(Region annotation records):
::::::::::

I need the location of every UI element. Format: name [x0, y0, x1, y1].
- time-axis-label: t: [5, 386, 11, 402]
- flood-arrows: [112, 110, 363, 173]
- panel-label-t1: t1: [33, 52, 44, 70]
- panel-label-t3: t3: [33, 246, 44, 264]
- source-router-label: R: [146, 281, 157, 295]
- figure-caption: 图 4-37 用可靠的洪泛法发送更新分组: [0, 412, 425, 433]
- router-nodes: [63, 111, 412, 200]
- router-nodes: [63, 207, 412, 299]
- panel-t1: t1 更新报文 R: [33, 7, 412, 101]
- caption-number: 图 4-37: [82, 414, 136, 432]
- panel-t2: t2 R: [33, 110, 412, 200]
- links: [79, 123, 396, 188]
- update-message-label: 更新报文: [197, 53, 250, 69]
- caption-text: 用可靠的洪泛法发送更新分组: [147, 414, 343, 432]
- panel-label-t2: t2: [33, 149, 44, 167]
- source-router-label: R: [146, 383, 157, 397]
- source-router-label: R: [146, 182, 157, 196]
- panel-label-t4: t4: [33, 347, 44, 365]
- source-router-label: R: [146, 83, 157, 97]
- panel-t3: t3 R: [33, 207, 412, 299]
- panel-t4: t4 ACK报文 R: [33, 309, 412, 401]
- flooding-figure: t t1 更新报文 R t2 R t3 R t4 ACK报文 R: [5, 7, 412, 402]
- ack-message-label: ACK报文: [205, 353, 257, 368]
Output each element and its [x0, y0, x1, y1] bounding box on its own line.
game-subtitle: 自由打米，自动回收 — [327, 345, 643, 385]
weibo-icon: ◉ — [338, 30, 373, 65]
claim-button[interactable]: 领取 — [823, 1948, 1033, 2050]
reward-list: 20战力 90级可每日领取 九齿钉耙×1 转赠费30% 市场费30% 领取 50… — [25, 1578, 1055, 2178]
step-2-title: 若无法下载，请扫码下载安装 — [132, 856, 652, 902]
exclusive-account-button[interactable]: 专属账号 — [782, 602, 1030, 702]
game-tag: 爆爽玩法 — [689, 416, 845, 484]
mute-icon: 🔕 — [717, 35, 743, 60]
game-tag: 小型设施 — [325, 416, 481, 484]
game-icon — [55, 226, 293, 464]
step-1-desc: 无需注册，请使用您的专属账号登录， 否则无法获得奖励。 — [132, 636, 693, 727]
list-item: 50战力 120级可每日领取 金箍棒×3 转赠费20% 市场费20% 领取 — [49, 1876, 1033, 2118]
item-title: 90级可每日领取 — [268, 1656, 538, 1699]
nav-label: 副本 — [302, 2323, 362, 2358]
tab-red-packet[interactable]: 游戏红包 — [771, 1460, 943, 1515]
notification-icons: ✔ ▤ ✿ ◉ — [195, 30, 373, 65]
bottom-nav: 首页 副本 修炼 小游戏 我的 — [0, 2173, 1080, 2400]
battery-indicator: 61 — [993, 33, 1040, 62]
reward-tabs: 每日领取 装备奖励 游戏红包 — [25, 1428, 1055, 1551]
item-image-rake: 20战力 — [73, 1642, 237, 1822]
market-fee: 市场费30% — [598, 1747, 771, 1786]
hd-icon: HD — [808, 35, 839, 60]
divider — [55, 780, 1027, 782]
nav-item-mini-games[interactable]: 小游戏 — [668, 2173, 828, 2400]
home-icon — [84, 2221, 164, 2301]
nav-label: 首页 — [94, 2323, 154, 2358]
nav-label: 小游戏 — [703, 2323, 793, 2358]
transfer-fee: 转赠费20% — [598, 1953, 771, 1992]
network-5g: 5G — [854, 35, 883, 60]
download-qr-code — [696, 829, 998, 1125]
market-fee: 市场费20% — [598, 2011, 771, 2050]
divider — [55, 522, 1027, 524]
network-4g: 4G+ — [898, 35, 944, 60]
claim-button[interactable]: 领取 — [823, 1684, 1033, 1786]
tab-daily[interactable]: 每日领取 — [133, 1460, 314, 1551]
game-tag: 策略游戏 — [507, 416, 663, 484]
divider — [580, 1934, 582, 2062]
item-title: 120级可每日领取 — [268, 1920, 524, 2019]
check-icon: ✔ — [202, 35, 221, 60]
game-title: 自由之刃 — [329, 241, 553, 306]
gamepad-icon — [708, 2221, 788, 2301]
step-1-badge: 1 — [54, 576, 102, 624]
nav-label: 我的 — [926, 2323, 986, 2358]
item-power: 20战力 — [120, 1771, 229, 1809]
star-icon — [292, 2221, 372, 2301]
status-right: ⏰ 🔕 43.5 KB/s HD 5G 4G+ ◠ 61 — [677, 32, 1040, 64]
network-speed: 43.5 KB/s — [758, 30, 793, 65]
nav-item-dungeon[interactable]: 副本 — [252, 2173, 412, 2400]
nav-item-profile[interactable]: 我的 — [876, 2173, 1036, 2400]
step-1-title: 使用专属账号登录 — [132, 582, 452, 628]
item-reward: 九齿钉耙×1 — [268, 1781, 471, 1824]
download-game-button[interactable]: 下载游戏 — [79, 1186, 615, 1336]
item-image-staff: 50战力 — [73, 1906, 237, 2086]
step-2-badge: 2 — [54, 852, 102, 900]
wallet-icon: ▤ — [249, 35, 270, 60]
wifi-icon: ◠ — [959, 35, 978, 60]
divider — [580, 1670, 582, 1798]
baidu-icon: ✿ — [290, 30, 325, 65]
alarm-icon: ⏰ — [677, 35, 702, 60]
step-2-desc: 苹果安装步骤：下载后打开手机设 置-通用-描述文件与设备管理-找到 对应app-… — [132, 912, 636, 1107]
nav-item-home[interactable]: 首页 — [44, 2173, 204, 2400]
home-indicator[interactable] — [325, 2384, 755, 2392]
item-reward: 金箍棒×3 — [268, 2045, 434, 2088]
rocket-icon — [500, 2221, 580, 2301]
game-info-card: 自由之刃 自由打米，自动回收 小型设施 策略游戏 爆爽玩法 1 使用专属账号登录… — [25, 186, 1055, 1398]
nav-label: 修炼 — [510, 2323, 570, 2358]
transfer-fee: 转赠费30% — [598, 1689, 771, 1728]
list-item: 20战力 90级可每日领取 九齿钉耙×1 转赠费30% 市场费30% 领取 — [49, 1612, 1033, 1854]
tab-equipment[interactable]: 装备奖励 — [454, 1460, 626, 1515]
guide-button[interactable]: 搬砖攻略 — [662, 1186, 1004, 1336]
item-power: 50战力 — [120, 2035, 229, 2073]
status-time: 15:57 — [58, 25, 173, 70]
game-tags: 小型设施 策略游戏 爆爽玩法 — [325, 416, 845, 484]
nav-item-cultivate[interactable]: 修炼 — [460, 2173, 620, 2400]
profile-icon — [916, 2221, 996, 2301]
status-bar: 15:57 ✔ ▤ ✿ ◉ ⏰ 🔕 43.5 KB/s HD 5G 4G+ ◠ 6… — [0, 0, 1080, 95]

::::::::::

(WORK INSTRUCTIONS):
Rewrite all of the material above, substituting "origin-router-label" for every occurrence of "source-router-label" and leaving everything else unchanged.

(FULL ANSWER):
I need the location of every UI element. Format: name [x0, y0, x1, y1].
- time-axis-label: t: [5, 386, 11, 402]
- flood-arrows: [112, 110, 363, 173]
- panel-label-t1: t1: [33, 52, 44, 70]
- panel-label-t3: t3: [33, 246, 44, 264]
- origin-router-label: R: [146, 281, 157, 295]
- figure-caption: 图 4-37 用可靠的洪泛法发送更新分组: [0, 412, 425, 433]
- router-nodes: [63, 111, 412, 200]
- router-nodes: [63, 207, 412, 299]
- panel-t1: t1 更新报文 R: [33, 7, 412, 101]
- caption-number: 图 4-37: [82, 414, 136, 432]
- panel-t2: t2 R: [33, 110, 412, 200]
- links: [79, 123, 396, 188]
- update-message-label: 更新报文: [197, 53, 250, 69]
- caption-text: 用可靠的洪泛法发送更新分组: [147, 414, 343, 432]
- panel-label-t2: t2: [33, 149, 44, 167]
- origin-router-label: R: [146, 383, 157, 397]
- origin-router-label: R: [146, 182, 157, 196]
- panel-label-t4: t4: [33, 347, 44, 365]
- origin-router-label: R: [146, 83, 157, 97]
- panel-t3: t3 R: [33, 207, 412, 299]
- panel-t4: t4 ACK报文 R: [33, 309, 412, 401]
- flooding-figure: t t1 更新报文 R t2 R t3 R t4 ACK报文 R: [5, 7, 412, 402]
- ack-message-label: ACK报文: [205, 353, 257, 368]
Output each element and its [x0, y0, x1, y1] bounding box on its own line.
game-subtitle: 自由打米，自动回收 — [327, 345, 643, 385]
weibo-icon: ◉ — [338, 30, 373, 65]
claim-button[interactable]: 领取 — [823, 1948, 1033, 2050]
reward-list: 20战力 90级可每日领取 九齿钉耙×1 转赠费30% 市场费30% 领取 50… — [25, 1578, 1055, 2178]
step-2-title: 若无法下载，请扫码下载安装 — [132, 856, 652, 902]
exclusive-account-button[interactable]: 专属账号 — [782, 602, 1030, 702]
game-tag: 爆爽玩法 — [689, 416, 845, 484]
mute-icon: 🔕 — [717, 35, 743, 60]
game-tag: 小型设施 — [325, 416, 481, 484]
game-icon — [55, 226, 293, 464]
step-1-desc: 无需注册，请使用您的专属账号登录， 否则无法获得奖励。 — [132, 636, 693, 727]
list-item: 50战力 120级可每日领取 金箍棒×3 转赠费20% 市场费20% 领取 — [49, 1876, 1033, 2118]
item-title: 90级可每日领取 — [268, 1656, 538, 1699]
nav-label: 副本 — [302, 2323, 362, 2358]
tab-red-packet[interactable]: 游戏红包 — [771, 1460, 943, 1515]
notification-icons: ✔ ▤ ✿ ◉ — [195, 30, 373, 65]
bottom-nav: 首页 副本 修炼 小游戏 我的 — [0, 2173, 1080, 2400]
battery-indicator: 61 — [993, 33, 1040, 62]
reward-tabs: 每日领取 装备奖励 游戏红包 — [25, 1428, 1055, 1551]
item-image-rake: 20战力 — [73, 1642, 237, 1822]
market-fee: 市场费30% — [598, 1747, 771, 1786]
hd-icon: HD — [808, 35, 839, 60]
divider — [55, 780, 1027, 782]
nav-item-mini-games[interactable]: 小游戏 — [668, 2173, 828, 2400]
home-icon — [84, 2221, 164, 2301]
nav-label: 首页 — [94, 2323, 154, 2358]
nav-label: 小游戏 — [703, 2323, 793, 2358]
transfer-fee: 转赠费20% — [598, 1953, 771, 1992]
network-5g: 5G — [854, 35, 883, 60]
download-qr-code — [696, 829, 998, 1125]
market-fee: 市场费20% — [598, 2011, 771, 2050]
divider — [55, 522, 1027, 524]
network-4g: 4G+ — [898, 35, 944, 60]
claim-button[interactable]: 领取 — [823, 1684, 1033, 1786]
tab-daily[interactable]: 每日领取 — [133, 1460, 314, 1551]
game-tag: 策略游戏 — [507, 416, 663, 484]
divider — [580, 1934, 582, 2062]
item-title: 120级可每日领取 — [268, 1920, 524, 2019]
check-icon: ✔ — [202, 35, 221, 60]
game-title: 自由之刃 — [329, 241, 553, 306]
gamepad-icon — [708, 2221, 788, 2301]
step-1-badge: 1 — [54, 576, 102, 624]
nav-label: 我的 — [926, 2323, 986, 2358]
item-power: 20战力 — [120, 1771, 229, 1809]
star-icon — [292, 2221, 372, 2301]
status-right: ⏰ 🔕 43.5 KB/s HD 5G 4G+ ◠ 61 — [677, 32, 1040, 64]
network-speed: 43.5 KB/s — [758, 30, 793, 65]
nav-item-dungeon[interactable]: 副本 — [252, 2173, 412, 2400]
nav-item-profile[interactable]: 我的 — [876, 2173, 1036, 2400]
step-1-title: 使用专属账号登录 — [132, 582, 452, 628]
item-reward: 九齿钉耙×1 — [268, 1781, 471, 1824]
download-game-button[interactable]: 下载游戏 — [79, 1186, 615, 1336]
item-image-staff: 50战力 — [73, 1906, 237, 2086]
step-2-badge: 2 — [54, 852, 102, 900]
wallet-icon: ▤ — [249, 35, 270, 60]
wifi-icon: ◠ — [959, 35, 978, 60]
divider — [580, 1670, 582, 1798]
baidu-icon: ✿ — [290, 30, 325, 65]
alarm-icon: ⏰ — [677, 35, 702, 60]
step-2-desc: 苹果安装步骤：下载后打开手机设 置-通用-描述文件与设备管理-找到 对应app-… — [132, 912, 636, 1107]
nav-item-home[interactable]: 首页 — [44, 2173, 204, 2400]
home-indicator[interactable] — [325, 2384, 755, 2392]
item-reward: 金箍棒×3 — [268, 2045, 434, 2088]
rocket-icon — [500, 2221, 580, 2301]
game-info-card: 自由之刃 自由打米，自动回收 小型设施 策略游戏 爆爽玩法 1 使用专属账号登录… — [25, 186, 1055, 1398]
nav-label: 修炼 — [510, 2323, 570, 2358]
transfer-fee: 转赠费30% — [598, 1689, 771, 1728]
list-item: 20战力 90级可每日领取 九齿钉耙×1 转赠费30% 市场费30% 领取 — [49, 1612, 1033, 1854]
tab-equipment[interactable]: 装备奖励 — [454, 1460, 626, 1515]
guide-button[interactable]: 搬砖攻略 — [662, 1186, 1004, 1336]
item-power: 50战力 — [120, 2035, 229, 2073]
status-time: 15:57 — [58, 25, 173, 70]
game-tags: 小型设施 策略游戏 爆爽玩法 — [325, 416, 845, 484]
nav-item-cultivate[interactable]: 修炼 — [460, 2173, 620, 2400]
profile-icon — [916, 2221, 996, 2301]
status-bar: 15:57 ✔ ▤ ✿ ◉ ⏰ 🔕 43.5 KB/s HD 5G 4G+ ◠ 6… — [0, 0, 1080, 95]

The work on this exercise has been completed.